— START Data supplied —

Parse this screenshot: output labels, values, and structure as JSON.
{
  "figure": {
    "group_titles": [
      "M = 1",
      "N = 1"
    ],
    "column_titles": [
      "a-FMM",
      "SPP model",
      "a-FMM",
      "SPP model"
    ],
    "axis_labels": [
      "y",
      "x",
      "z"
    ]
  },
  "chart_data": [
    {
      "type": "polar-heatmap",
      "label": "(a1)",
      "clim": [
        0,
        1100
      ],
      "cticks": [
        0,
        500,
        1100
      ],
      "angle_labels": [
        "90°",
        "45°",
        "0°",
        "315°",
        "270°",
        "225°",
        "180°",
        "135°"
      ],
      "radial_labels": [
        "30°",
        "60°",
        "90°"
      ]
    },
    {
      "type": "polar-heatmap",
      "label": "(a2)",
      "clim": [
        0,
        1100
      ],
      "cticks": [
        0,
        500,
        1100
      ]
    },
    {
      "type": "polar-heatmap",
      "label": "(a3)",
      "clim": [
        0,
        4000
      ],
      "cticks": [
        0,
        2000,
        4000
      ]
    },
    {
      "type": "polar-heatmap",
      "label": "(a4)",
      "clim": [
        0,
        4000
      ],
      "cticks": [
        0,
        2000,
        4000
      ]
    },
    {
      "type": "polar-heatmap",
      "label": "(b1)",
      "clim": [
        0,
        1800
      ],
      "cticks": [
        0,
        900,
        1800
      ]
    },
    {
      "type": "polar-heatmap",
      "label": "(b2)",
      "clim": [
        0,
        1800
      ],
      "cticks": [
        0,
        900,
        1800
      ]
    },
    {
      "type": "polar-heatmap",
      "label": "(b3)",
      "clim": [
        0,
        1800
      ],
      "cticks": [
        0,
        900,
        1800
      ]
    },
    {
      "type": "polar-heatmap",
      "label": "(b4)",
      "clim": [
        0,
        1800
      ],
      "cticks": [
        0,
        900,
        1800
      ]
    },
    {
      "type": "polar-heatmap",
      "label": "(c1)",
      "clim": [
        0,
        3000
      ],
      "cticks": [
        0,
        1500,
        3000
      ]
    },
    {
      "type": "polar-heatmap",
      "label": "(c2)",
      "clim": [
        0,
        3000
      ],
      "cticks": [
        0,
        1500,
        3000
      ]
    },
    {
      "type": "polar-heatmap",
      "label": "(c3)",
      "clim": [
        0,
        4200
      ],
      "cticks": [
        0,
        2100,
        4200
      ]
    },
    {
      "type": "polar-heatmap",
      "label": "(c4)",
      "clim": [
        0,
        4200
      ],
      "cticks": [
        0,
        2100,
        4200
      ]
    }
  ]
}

— END Data supplied —

Task goal:
Transcribe the data. Leave every line exactly as it is.

Result:
Parse this screenshot: output labels, values, and structure as JSON.
{
  "figure": {
    "group_titles": [
      "M = 1",
      "N = 1"
    ],
    "column_titles": [
      "a-FMM",
      "SPP model",
      "a-FMM",
      "SPP model"
    ],
    "axis_labels": [
      "y",
      "x",
      "z"
    ]
  },
  "chart_data": [
    {
      "type": "polar-heatmap",
      "label": "(a1)",
      "clim": [
        0,
        1100
      ],
      "cticks": [
        0,
        500,
        1100
      ],
      "angle_labels": [
        "90°",
        "45°",
        "0°",
        "315°",
        "270°",
        "225°",
        "180°",
        "135°"
      ],
      "radial_labels": [
        "30°",
        "60°",
        "90°"
      ]
    },
    {
      "type": "polar-heatmap",
      "label": "(a2)",
      "clim": [
        0,
        1100
      ],
      "cticks": [
        0,
        500,
        1100
      ]
    },
    {
      "type": "polar-heatmap",
      "label": "(a3)",
      "clim": [
        0,
        4000
      ],
      "cticks": [
        0,
        2000,
        4000
      ]
    },
    {
      "type": "polar-heatmap",
      "label": "(a4)",
      "clim": [
        0,
        4000
      ],
      "cticks": [
        0,
        2000,
        4000
      ]
    },
    {
      "type": "polar-heatmap",
      "label": "(b1)",
      "clim": [
        0,
        1800
      ],
      "cticks": [
        0,
        900,
        1800
      ]
    },
    {
      "type": "polar-heatmap",
      "label": "(b2)",
      "clim": [
        0,
        1800
      ],
      "cticks": [
        0,
        900,
        1800
      ]
    },
    {
      "type": "polar-heatmap",
      "label": "(b3)",
      "clim": [
        0,
        1800
      ],
      "cticks": [
        0,
        900,
        1800
      ]
    },
    {
      "type": "polar-heatmap",
      "label": "(b4)",
      "clim": [
        0,
        1800
      ],
      "cticks": [
        0,
        900,
        1800
      ]
    },
    {
      "type": "polar-heatmap",
      "label": "(c1)",
      "clim": [
        0,
        3000
      ],
      "cticks": [
        0,
        1500,
        3000
      ]
    },
    {
      "type": "polar-heatmap",
      "label": "(c2)",
      "clim": [
        0,
        3000
      ],
      "cticks": [
        0,
        1500,
        3000
      ]
    },
    {
      "type": "polar-heatmap",
      "label": "(c3)",
      "clim": [
        0,
        4200
      ],
      "cticks": [
        0,
        2100,
        4200
      ]
    },
    {
      "type": "polar-heatmap",
      "label": "(c4)",
      "clim": [
        0,
        4200
      ],
      "cticks": [
        0,
        2100,
        4200
      ]
    }
  ]
}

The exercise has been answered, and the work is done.